**Set exercise**
Report only the number of lines in this material that include "degree".
-- Start Excerpted data --
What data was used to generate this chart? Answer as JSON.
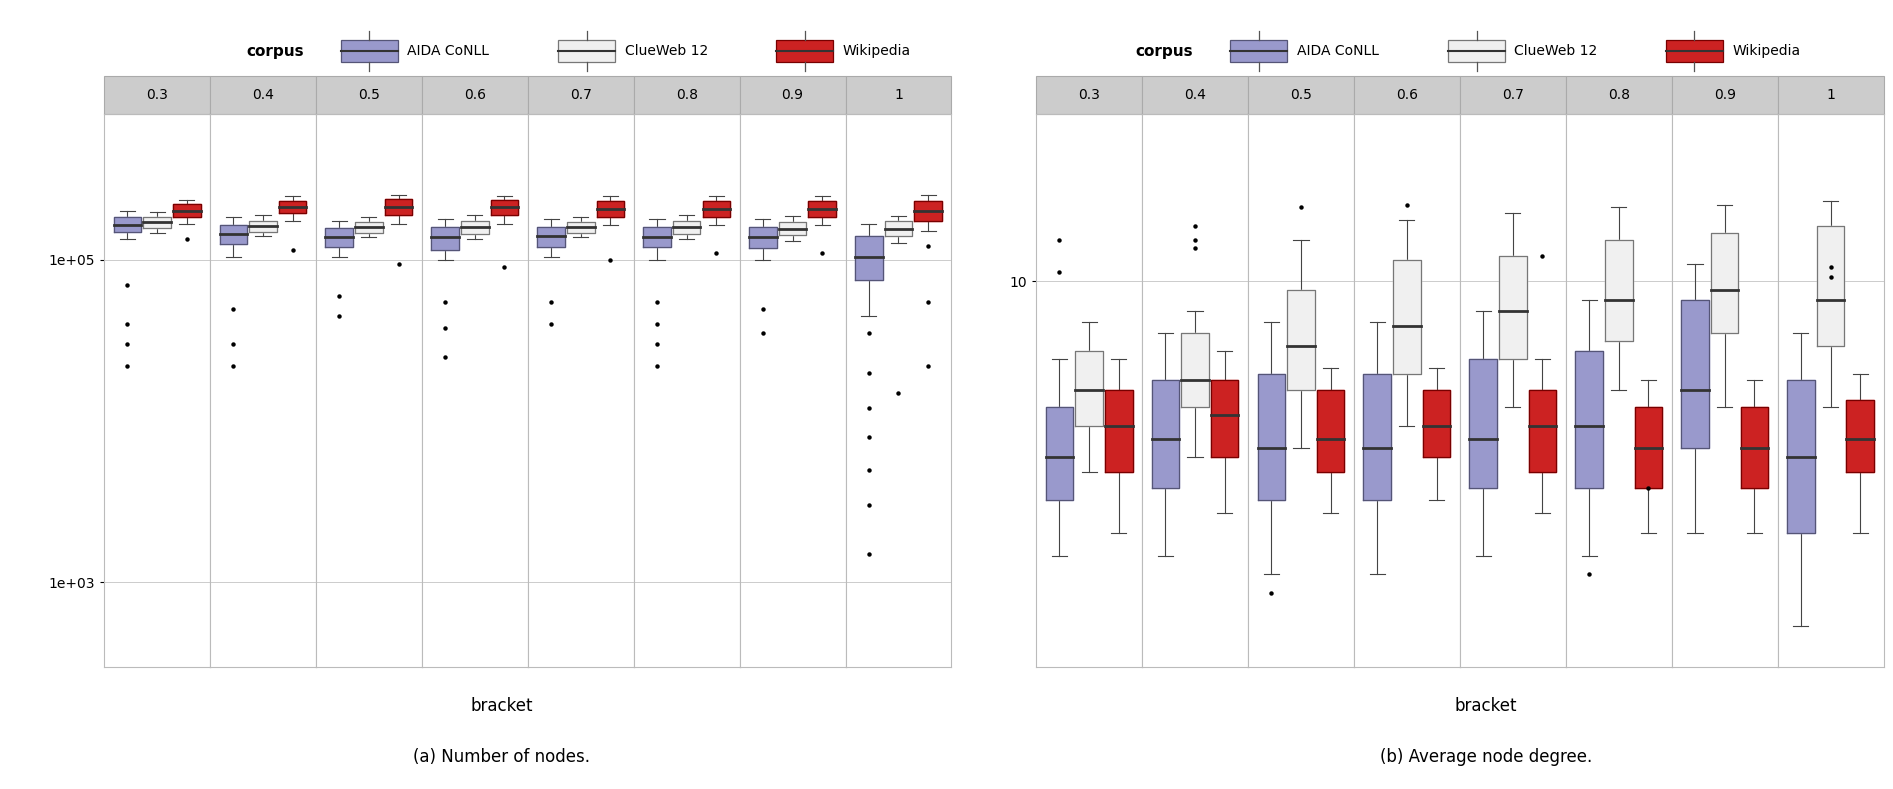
{
  "bracket_labels": [
    "0.3",
    "0.4",
    "0.5",
    "0.6",
    "0.7",
    "0.8",
    "0.9",
    "1"
  ],
  "corpus_names": [
    "AIDA CoNLL",
    "ClueWeb 12",
    "Wikipedia"
  ],
  "colors_fill": [
    "#9999cc",
    "#f0f0f0",
    "#cc2222"
  ],
  "colors_edge": [
    "#555577",
    "#777777",
    "#770000"
  ],
  "colors_median": [
    "#444444",
    "#444444",
    "#444444"
  ],
  "title_a": "(a) Number of nodes.",
  "title_b": "(b) Average node degree.",
  "xlabel": "bracket",
  "nodes": {
    "AIDA": {
      "0.3": {
        "q1": 150000.0,
        "med": 165000.0,
        "q3": 185000.0,
        "wlo": 135000.0,
        "whi": 200000.0,
        "fly": [
          70000.0,
          40000.0,
          30000.0,
          22000.0
        ]
      },
      "0.4": {
        "q1": 125000.0,
        "med": 145000.0,
        "q3": 165000.0,
        "wlo": 105000.0,
        "whi": 185000.0,
        "fly": [
          50000.0,
          30000.0,
          22000.0
        ]
      },
      "0.5": {
        "q1": 120000.0,
        "med": 138000.0,
        "q3": 158000.0,
        "wlo": 105000.0,
        "whi": 175000.0,
        "fly": [
          60000.0,
          45000.0
        ]
      },
      "0.6": {
        "q1": 115000.0,
        "med": 138000.0,
        "q3": 160000.0,
        "wlo": 100000.0,
        "whi": 180000.0,
        "fly": [
          55000.0,
          38000.0,
          25000.0
        ]
      },
      "0.7": {
        "q1": 120000.0,
        "med": 140000.0,
        "q3": 160000.0,
        "wlo": 105000.0,
        "whi": 180000.0,
        "fly": [
          55000.0,
          40000.0
        ]
      },
      "0.8": {
        "q1": 120000.0,
        "med": 138000.0,
        "q3": 160000.0,
        "wlo": 100000.0,
        "whi": 180000.0,
        "fly": [
          55000.0,
          40000.0,
          30000.0,
          22000.0
        ]
      },
      "0.9": {
        "q1": 118000.0,
        "med": 138000.0,
        "q3": 160000.0,
        "wlo": 100000.0,
        "whi": 180000.0,
        "fly": [
          50000.0,
          35000.0
        ]
      },
      "1": {
        "q1": 75000.0,
        "med": 105000.0,
        "q3": 140000.0,
        "wlo": 45000.0,
        "whi": 168000.0,
        "fly": [
          35000.0,
          20000.0,
          12000.0,
          8000.0,
          5000.0,
          3000.0,
          1500.0
        ]
      }
    },
    "ClueWeb": {
      "0.3": {
        "q1": 158000.0,
        "med": 172000.0,
        "q3": 185000.0,
        "wlo": 148000.0,
        "whi": 198000.0,
        "fly": []
      },
      "0.4": {
        "q1": 150000.0,
        "med": 162000.0,
        "q3": 175000.0,
        "wlo": 140000.0,
        "whi": 190000.0,
        "fly": []
      },
      "0.5": {
        "q1": 148000.0,
        "med": 160000.0,
        "q3": 172000.0,
        "wlo": 138000.0,
        "whi": 185000.0,
        "fly": []
      },
      "0.6": {
        "q1": 145000.0,
        "med": 160000.0,
        "q3": 175000.0,
        "wlo": 135000.0,
        "whi": 190000.0,
        "fly": []
      },
      "0.7": {
        "q1": 148000.0,
        "med": 160000.0,
        "q3": 172000.0,
        "wlo": 138000.0,
        "whi": 185000.0,
        "fly": []
      },
      "0.8": {
        "q1": 145000.0,
        "med": 160000.0,
        "q3": 175000.0,
        "wlo": 135000.0,
        "whi": 190000.0,
        "fly": []
      },
      "0.9": {
        "q1": 142000.0,
        "med": 155000.0,
        "q3": 172000.0,
        "wlo": 132000.0,
        "whi": 188000.0,
        "fly": []
      },
      "1": {
        "q1": 140000.0,
        "med": 155000.0,
        "q3": 175000.0,
        "wlo": 128000.0,
        "whi": 188000.0,
        "fly": [
          15000.0
        ]
      }
    },
    "Wikipedia": {
      "0.3": {
        "q1": 185000.0,
        "med": 202000.0,
        "q3": 222000.0,
        "wlo": 168000.0,
        "whi": 235000.0,
        "fly": [
          135000.0
        ]
      },
      "0.4": {
        "q1": 195000.0,
        "med": 212000.0,
        "q3": 232000.0,
        "wlo": 175000.0,
        "whi": 248000.0,
        "fly": [
          115000.0
        ]
      },
      "0.5": {
        "q1": 190000.0,
        "med": 212000.0,
        "q3": 238000.0,
        "wlo": 168000.0,
        "whi": 252000.0,
        "fly": [
          95000.0
        ]
      },
      "0.6": {
        "q1": 190000.0,
        "med": 212000.0,
        "q3": 235000.0,
        "wlo": 168000.0,
        "whi": 250000.0,
        "fly": [
          90000.0
        ]
      },
      "0.7": {
        "q1": 185000.0,
        "med": 208000.0,
        "q3": 232000.0,
        "wlo": 165000.0,
        "whi": 248000.0,
        "fly": [
          100000.0
        ]
      },
      "0.8": {
        "q1": 185000.0,
        "med": 208000.0,
        "q3": 232000.0,
        "wlo": 165000.0,
        "whi": 248000.0,
        "fly": [
          110000.0
        ]
      },
      "0.9": {
        "q1": 185000.0,
        "med": 208000.0,
        "q3": 232000.0,
        "wlo": 165000.0,
        "whi": 248000.0,
        "fly": [
          110000.0
        ]
      },
      "1": {
        "q1": 175000.0,
        "med": 202000.0,
        "q3": 232000.0,
        "wlo": 152000.0,
        "whi": 252000.0,
        "fly": [
          122000.0,
          55000.0,
          22000.0
        ]
      }
    }
  },
  "degree": {
    "AIDA": {
      "0.3": {
        "q1": 3.0,
        "med": 3.8,
        "q3": 5.0,
        "wlo": 2.2,
        "whi": 6.5,
        "fly": [
          12.5,
          10.5
        ]
      },
      "0.4": {
        "q1": 3.2,
        "med": 4.2,
        "q3": 5.8,
        "wlo": 2.2,
        "whi": 7.5,
        "fly": []
      },
      "0.5": {
        "q1": 3.0,
        "med": 4.0,
        "q3": 6.0,
        "wlo": 2.0,
        "whi": 8.0,
        "fly": [
          1.8
        ]
      },
      "0.6": {
        "q1": 3.0,
        "med": 4.0,
        "q3": 6.0,
        "wlo": 2.0,
        "whi": 8.0,
        "fly": []
      },
      "0.7": {
        "q1": 3.2,
        "med": 4.2,
        "q3": 6.5,
        "wlo": 2.2,
        "whi": 8.5,
        "fly": []
      },
      "0.8": {
        "q1": 3.2,
        "med": 4.5,
        "q3": 6.8,
        "wlo": 2.2,
        "whi": 9.0,
        "fly": [
          2.0
        ]
      },
      "0.9": {
        "q1": 4.0,
        "med": 5.5,
        "q3": 9.0,
        "wlo": 2.5,
        "whi": 11.0,
        "fly": []
      },
      "1": {
        "q1": 2.5,
        "med": 3.8,
        "q3": 5.8,
        "wlo": 1.5,
        "whi": 7.5,
        "fly": []
      }
    },
    "ClueWeb": {
      "0.3": {
        "q1": 4.5,
        "med": 5.5,
        "q3": 6.8,
        "wlo": 3.5,
        "whi": 8.0,
        "fly": []
      },
      "0.4": {
        "q1": 5.0,
        "med": 5.8,
        "q3": 7.5,
        "wlo": 3.8,
        "whi": 8.5,
        "fly": [
          13.5,
          12.5,
          12.0
        ]
      },
      "0.5": {
        "q1": 5.5,
        "med": 7.0,
        "q3": 9.5,
        "wlo": 4.0,
        "whi": 12.5,
        "fly": [
          15.0
        ]
      },
      "0.6": {
        "q1": 6.0,
        "med": 7.8,
        "q3": 11.2,
        "wlo": 4.5,
        "whi": 14.0,
        "fly": [
          15.2
        ]
      },
      "0.7": {
        "q1": 6.5,
        "med": 8.5,
        "q3": 11.5,
        "wlo": 5.0,
        "whi": 14.5,
        "fly": []
      },
      "0.8": {
        "q1": 7.2,
        "med": 9.0,
        "q3": 12.5,
        "wlo": 5.5,
        "whi": 15.0,
        "fly": []
      },
      "0.9": {
        "q1": 7.5,
        "med": 9.5,
        "q3": 13.0,
        "wlo": 5.0,
        "whi": 15.2,
        "fly": []
      },
      "1": {
        "q1": 7.0,
        "med": 9.0,
        "q3": 13.5,
        "wlo": 5.0,
        "whi": 15.5,
        "fly": [
          10.8,
          10.2
        ]
      }
    },
    "Wikipedia": {
      "0.3": {
        "q1": 3.5,
        "med": 4.5,
        "q3": 5.5,
        "wlo": 2.5,
        "whi": 6.5,
        "fly": []
      },
      "0.4": {
        "q1": 3.8,
        "med": 4.8,
        "q3": 5.8,
        "wlo": 2.8,
        "whi": 6.8,
        "fly": []
      },
      "0.5": {
        "q1": 3.5,
        "med": 4.2,
        "q3": 5.5,
        "wlo": 2.8,
        "whi": 6.2,
        "fly": []
      },
      "0.6": {
        "q1": 3.8,
        "med": 4.5,
        "q3": 5.5,
        "wlo": 3.0,
        "whi": 6.2,
        "fly": []
      },
      "0.7": {
        "q1": 3.5,
        "med": 4.5,
        "q3": 5.5,
        "wlo": 2.8,
        "whi": 6.5,
        "fly": [
          11.5
        ]
      },
      "0.8": {
        "q1": 3.2,
        "med": 4.0,
        "q3": 5.0,
        "wlo": 2.5,
        "whi": 5.8,
        "fly": [
          3.2
        ]
      },
      "0.9": {
        "q1": 3.2,
        "med": 4.0,
        "q3": 5.0,
        "wlo": 2.5,
        "whi": 5.8,
        "fly": []
      },
      "1": {
        "q1": 3.5,
        "med": 4.2,
        "q3": 5.2,
        "wlo": 2.5,
        "whi": 6.0,
        "fly": []
      }
    }
  }
}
-- End Excerpted data --
**Complete response**
2